**Exercise:**
Copy out every line of the listing below word for word, leaving out the pictures.
──────── Input material ────────
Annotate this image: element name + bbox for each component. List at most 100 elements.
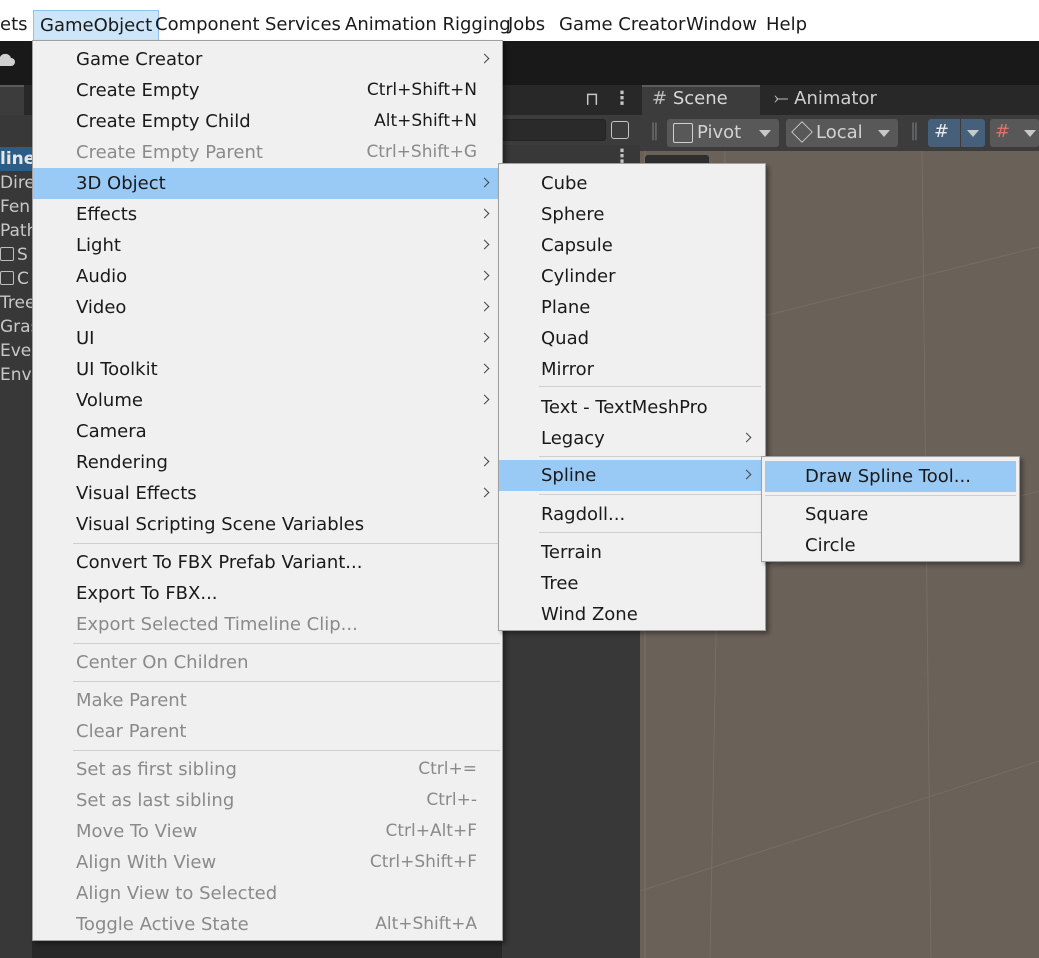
menu-jobs[interactable]: Jobs bbox=[508, 10, 545, 40]
chevron-right-icon bbox=[479, 363, 490, 374]
toolbar-grip: ‖ bbox=[650, 120, 659, 141]
chevron-right-icon bbox=[479, 239, 490, 250]
menu-animation-rigging[interactable]: Animation Rigging bbox=[345, 10, 511, 40]
menu-item-terrain[interactable]: Terrain bbox=[499, 537, 765, 568]
chevron-right-icon bbox=[479, 487, 490, 498]
menu-separator bbox=[73, 643, 500, 644]
menu-item-square[interactable]: Square bbox=[762, 499, 1019, 530]
menu-item-text-textmeshpro[interactable]: Text - TextMeshPro bbox=[499, 392, 765, 423]
menu-item-legacy[interactable]: Legacy bbox=[499, 423, 765, 454]
menu-item-make-parent[interactable]: Make Parent bbox=[33, 685, 502, 716]
menu-item-draw-spline-tool[interactable]: Draw Spline Tool... bbox=[765, 461, 1016, 492]
hierarchy-tab[interactable] bbox=[0, 85, 24, 115]
menu-item-set-as-last-sibling[interactable]: Set as last sibling Ctrl+- bbox=[33, 785, 502, 816]
menu-item-set-as-first-sibling[interactable]: Set as first sibling Ctrl+= bbox=[33, 754, 502, 785]
menu-item-create-empty-parent[interactable]: Create Empty Parent Ctrl+Shift+G bbox=[33, 137, 502, 168]
menu-item-convert-to-fbx-prefab-variant[interactable]: Convert To FBX Prefab Variant... bbox=[33, 547, 502, 578]
chevron-right-icon bbox=[479, 332, 490, 343]
tab-animator[interactable]: ⤚ Animator bbox=[774, 88, 877, 109]
hierarchy-item-scene[interactable]: line bbox=[0, 147, 35, 171]
chevron-right-icon bbox=[479, 394, 490, 405]
menu-item-wind-zone[interactable]: Wind Zone bbox=[499, 599, 765, 630]
menu-item-mirror[interactable]: Mirror bbox=[499, 354, 765, 385]
menu-item-ragdoll[interactable]: Ragdoll... bbox=[499, 499, 765, 530]
menu-help[interactable]: Help bbox=[766, 10, 807, 40]
menu-item-ui[interactable]: UI bbox=[33, 323, 502, 354]
hierarchy-panel: line Dire Fen Path S C Tree Gras Eve Env bbox=[0, 115, 39, 958]
tab-scene-label: # Scene bbox=[652, 88, 728, 109]
grid-icon: # bbox=[652, 88, 668, 109]
menu-window[interactable]: Window bbox=[686, 10, 757, 40]
cube-icon bbox=[0, 247, 14, 261]
hierarchy-item[interactable]: S bbox=[0, 243, 28, 267]
gameobject-menu: Game Creator Create Empty Ctrl+Shift+N C… bbox=[32, 40, 503, 941]
animator-icon: ⤚ bbox=[774, 88, 789, 109]
menu-item-sphere[interactable]: Sphere bbox=[499, 199, 765, 230]
menu-item-circle[interactable]: Circle bbox=[762, 530, 1019, 561]
menu-item-move-to-view[interactable]: Move To View Ctrl+Alt+F bbox=[33, 816, 502, 847]
menu-item-center-on-children[interactable]: Center On Children bbox=[33, 647, 502, 678]
menu-item-tree[interactable]: Tree bbox=[499, 568, 765, 599]
lock-icon[interactable]: ⊓ bbox=[585, 91, 599, 109]
chevron-down-icon bbox=[759, 130, 771, 137]
menu-separator bbox=[539, 532, 761, 533]
menu-item-3d-object[interactable]: 3D Object bbox=[33, 168, 502, 199]
menu-item-toggle-active-state[interactable]: Toggle Active State Alt+Shift+A bbox=[33, 909, 502, 940]
menu-item-light[interactable]: Light bbox=[33, 230, 502, 261]
menu-item-export-to-fbx[interactable]: Export To FBX... bbox=[33, 578, 502, 609]
chevron-right-icon bbox=[479, 53, 490, 64]
menu-item-align-with-view[interactable]: Align With View Ctrl+Shift+F bbox=[33, 847, 502, 878]
menu-item-ui-toolkit[interactable]: UI Toolkit bbox=[33, 354, 502, 385]
toolbar-grip: ‖ bbox=[910, 120, 919, 141]
menu-separator bbox=[73, 543, 500, 544]
chevron-down-icon bbox=[1024, 130, 1036, 137]
hierarchy-item[interactable]: C bbox=[0, 267, 29, 291]
menu-game-creator[interactable]: Game Creator bbox=[559, 10, 685, 40]
menu-item-audio[interactable]: Audio bbox=[33, 261, 502, 292]
menu-item-clear-parent[interactable]: Clear Parent bbox=[33, 716, 502, 747]
menu-item-visual-scripting-scene-variables[interactable]: Visual Scripting Scene Variables bbox=[33, 509, 502, 540]
menu-gameobject[interactable]: GameObject bbox=[33, 10, 160, 42]
menu-separator bbox=[539, 456, 761, 457]
menu-item-create-empty-child[interactable]: Create Empty Child Alt+Shift+N bbox=[33, 106, 502, 137]
chevron-down-icon bbox=[967, 130, 979, 137]
menu-item-camera[interactable]: Camera bbox=[33, 416, 502, 447]
chevron-right-icon bbox=[741, 469, 752, 480]
menu-item-export-selected-timeline-clip[interactable]: Export Selected Timeline Clip... bbox=[33, 609, 502, 640]
hierarchy-item[interactable]: Env bbox=[0, 363, 32, 387]
menu-item-cube[interactable]: Cube bbox=[499, 168, 765, 199]
menu-separator bbox=[539, 494, 761, 495]
menu-item-effects[interactable]: Effects bbox=[33, 199, 502, 230]
chevron-right-icon bbox=[479, 208, 490, 219]
hierarchy-item[interactable]: Dire bbox=[0, 171, 35, 195]
menu-separator bbox=[539, 386, 761, 387]
more-options-icon[interactable]: ⋮ bbox=[613, 90, 631, 108]
hierarchy-item[interactable]: Eve bbox=[0, 339, 31, 363]
cube-icon bbox=[0, 271, 14, 285]
menu-item-plane[interactable]: Plane bbox=[499, 292, 765, 323]
menu-item-quad[interactable]: Quad bbox=[499, 323, 765, 354]
menu-item-capsule[interactable]: Capsule bbox=[499, 230, 765, 261]
menu-item-visual-effects[interactable]: Visual Effects bbox=[33, 478, 502, 509]
chevron-down-icon bbox=[878, 130, 890, 137]
grid-snap-icon: # bbox=[934, 121, 950, 142]
menu-component[interactable]: Component bbox=[155, 10, 260, 40]
chevron-right-icon bbox=[741, 432, 752, 443]
search-input[interactable] bbox=[502, 119, 606, 141]
menu-item-video[interactable]: Video bbox=[33, 292, 502, 323]
cloud-icon[interactable] bbox=[0, 52, 16, 68]
menu-item-rendering[interactable]: Rendering bbox=[33, 447, 502, 478]
menu-item-cylinder[interactable]: Cylinder bbox=[499, 261, 765, 292]
menu-item-volume[interactable]: Volume bbox=[33, 385, 502, 416]
menu-item-align-view-to-selected[interactable]: Align View to Selected bbox=[33, 878, 502, 909]
hierarchy-item[interactable]: Fen bbox=[0, 195, 30, 219]
menu-item-game-creator[interactable]: Game Creator bbox=[33, 44, 502, 75]
expand-icon[interactable] bbox=[611, 121, 629, 139]
chevron-right-icon bbox=[479, 177, 490, 188]
menu-assets[interactable]: ets bbox=[0, 10, 28, 40]
menu-item-create-empty[interactable]: Create Empty Ctrl+Shift+N bbox=[33, 75, 502, 106]
menu-separator bbox=[765, 495, 1016, 496]
menu-item-spline[interactable]: Spline bbox=[499, 460, 761, 491]
hierarchy-item[interactable]: Tree bbox=[0, 291, 35, 315]
menu-services[interactable]: Services bbox=[265, 10, 341, 40]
────────
**Completed task:**
Annotate this image: element name + bbox for each component. List at most 100 elements.
menu-jobs[interactable]: Jobs bbox=[508, 10, 545, 40]
chevron-right-icon bbox=[479, 363, 490, 374]
toolbar-grip: ‖ bbox=[650, 120, 659, 141]
chevron-right-icon bbox=[479, 239, 490, 250]
menu-animation-rigging[interactable]: Animation Rigging bbox=[345, 10, 511, 40]
menu-item-terrain[interactable]: Terrain bbox=[499, 537, 765, 568]
chevron-right-icon bbox=[479, 487, 490, 498]
menu-separator bbox=[73, 643, 500, 644]
menu-item-square[interactable]: Square bbox=[762, 499, 1019, 530]
menu-item-text-textmeshpro[interactable]: Text - TextMeshPro bbox=[499, 392, 765, 423]
menu-item-legacy[interactable]: Legacy bbox=[499, 423, 765, 454]
menu-item-make-parent[interactable]: Make Parent bbox=[33, 685, 502, 716]
menu-item-draw-spline-tool[interactable]: Draw Spline Tool... bbox=[765, 461, 1016, 492]
hierarchy-tab[interactable] bbox=[0, 85, 24, 115]
menu-item-set-as-last-sibling[interactable]: Set as last sibling Ctrl+- bbox=[33, 785, 502, 816]
menu-item-set-as-first-sibling[interactable]: Set as first sibling Ctrl+= bbox=[33, 754, 502, 785]
menu-item-create-empty-parent[interactable]: Create Empty Parent Ctrl+Shift+G bbox=[33, 137, 502, 168]
menu-item-convert-to-fbx-prefab-variant[interactable]: Convert To FBX Prefab Variant... bbox=[33, 547, 502, 578]
chevron-right-icon bbox=[479, 332, 490, 343]
tab-animator[interactable]: ⤚ Animator bbox=[774, 88, 877, 109]
hierarchy-item-scene[interactable]: line bbox=[0, 147, 35, 171]
chevron-right-icon bbox=[479, 394, 490, 405]
menu-item-wind-zone[interactable]: Wind Zone bbox=[499, 599, 765, 630]
menu-item-mirror[interactable]: Mirror bbox=[499, 354, 765, 385]
menu-item-ragdoll[interactable]: Ragdoll... bbox=[499, 499, 765, 530]
menu-help[interactable]: Help bbox=[766, 10, 807, 40]
menu-item-ui[interactable]: UI bbox=[33, 323, 502, 354]
hierarchy-panel: line Dire Fen Path S C Tree Gras Eve Env bbox=[0, 115, 39, 958]
tab-scene-label: # Scene bbox=[652, 88, 728, 109]
grid-icon: # bbox=[652, 88, 668, 109]
menu-window[interactable]: Window bbox=[686, 10, 757, 40]
cube-icon bbox=[0, 247, 14, 261]
hierarchy-item[interactable]: S bbox=[0, 243, 28, 267]
gameobject-menu: Game Creator Create Empty Ctrl+Shift+N C… bbox=[32, 40, 503, 941]
animator-icon: ⤚ bbox=[774, 88, 789, 109]
menu-item-sphere[interactable]: Sphere bbox=[499, 199, 765, 230]
menu-item-circle[interactable]: Circle bbox=[762, 530, 1019, 561]
menu-item-move-to-view[interactable]: Move To View Ctrl+Alt+F bbox=[33, 816, 502, 847]
menu-item-center-on-children[interactable]: Center On Children bbox=[33, 647, 502, 678]
menu-item-tree[interactable]: Tree bbox=[499, 568, 765, 599]
lock-icon[interactable]: ⊓ bbox=[585, 91, 599, 109]
chevron-down-icon bbox=[759, 130, 771, 137]
menu-separator bbox=[539, 532, 761, 533]
menu-item-3d-object[interactable]: 3D Object bbox=[33, 168, 502, 199]
menu-item-toggle-active-state[interactable]: Toggle Active State Alt+Shift+A bbox=[33, 909, 502, 940]
menu-item-light[interactable]: Light bbox=[33, 230, 502, 261]
menu-item-export-to-fbx[interactable]: Export To FBX... bbox=[33, 578, 502, 609]
chevron-right-icon bbox=[479, 53, 490, 64]
menu-item-align-with-view[interactable]: Align With View Ctrl+Shift+F bbox=[33, 847, 502, 878]
menu-item-ui-toolkit[interactable]: UI Toolkit bbox=[33, 354, 502, 385]
toolbar-grip: ‖ bbox=[910, 120, 919, 141]
menu-separator bbox=[73, 543, 500, 544]
chevron-down-icon bbox=[1024, 130, 1036, 137]
hierarchy-item[interactable]: C bbox=[0, 267, 29, 291]
menu-game-creator[interactable]: Game Creator bbox=[559, 10, 685, 40]
menu-item-audio[interactable]: Audio bbox=[33, 261, 502, 292]
menu-item-clear-parent[interactable]: Clear Parent bbox=[33, 716, 502, 747]
menu-item-visual-scripting-scene-variables[interactable]: Visual Scripting Scene Variables bbox=[33, 509, 502, 540]
menu-gameobject[interactable]: GameObject bbox=[33, 10, 160, 42]
menu-separator bbox=[539, 456, 761, 457]
menu-item-create-empty-child[interactable]: Create Empty Child Alt+Shift+N bbox=[33, 106, 502, 137]
chevron-down-icon bbox=[967, 130, 979, 137]
menu-item-camera[interactable]: Camera bbox=[33, 416, 502, 447]
chevron-right-icon bbox=[741, 469, 752, 480]
menu-item-export-selected-timeline-clip[interactable]: Export Selected Timeline Clip... bbox=[33, 609, 502, 640]
hierarchy-item[interactable]: Env bbox=[0, 363, 32, 387]
menu-item-cube[interactable]: Cube bbox=[499, 168, 765, 199]
menu-separator bbox=[539, 494, 761, 495]
menu-item-effects[interactable]: Effects bbox=[33, 199, 502, 230]
chevron-right-icon bbox=[479, 208, 490, 219]
hierarchy-item[interactable]: Dire bbox=[0, 171, 35, 195]
menu-separator bbox=[539, 386, 761, 387]
more-options-icon[interactable]: ⋮ bbox=[613, 90, 631, 108]
hierarchy-item[interactable]: Eve bbox=[0, 339, 31, 363]
cube-icon bbox=[0, 271, 14, 285]
menu-item-plane[interactable]: Plane bbox=[499, 292, 765, 323]
menu-item-quad[interactable]: Quad bbox=[499, 323, 765, 354]
menu-item-capsule[interactable]: Capsule bbox=[499, 230, 765, 261]
menu-item-visual-effects[interactable]: Visual Effects bbox=[33, 478, 502, 509]
chevron-down-icon bbox=[878, 130, 890, 137]
grid-snap-icon: # bbox=[934, 121, 950, 142]
menu-component[interactable]: Component bbox=[155, 10, 260, 40]
chevron-right-icon bbox=[741, 432, 752, 443]
search-input[interactable] bbox=[502, 119, 606, 141]
menu-item-video[interactable]: Video bbox=[33, 292, 502, 323]
cloud-icon[interactable] bbox=[0, 52, 16, 68]
menu-item-rendering[interactable]: Rendering bbox=[33, 447, 502, 478]
menu-item-cylinder[interactable]: Cylinder bbox=[499, 261, 765, 292]
menu-item-volume[interactable]: Volume bbox=[33, 385, 502, 416]
menu-item-align-view-to-selected[interactable]: Align View to Selected bbox=[33, 878, 502, 909]
hierarchy-item[interactable]: Fen bbox=[0, 195, 30, 219]
menu-item-game-creator[interactable]: Game Creator bbox=[33, 44, 502, 75]
expand-icon[interactable] bbox=[611, 121, 629, 139]
chevron-right-icon bbox=[479, 177, 490, 188]
menu-assets[interactable]: ets bbox=[0, 10, 28, 40]
menu-item-create-empty[interactable]: Create Empty Ctrl+Shift+N bbox=[33, 75, 502, 106]
menu-separator bbox=[765, 495, 1016, 496]
menu-item-spline[interactable]: Spline bbox=[499, 460, 761, 491]
hierarchy-item[interactable]: Tree bbox=[0, 291, 35, 315]
menu-services[interactable]: Services bbox=[265, 10, 341, 40]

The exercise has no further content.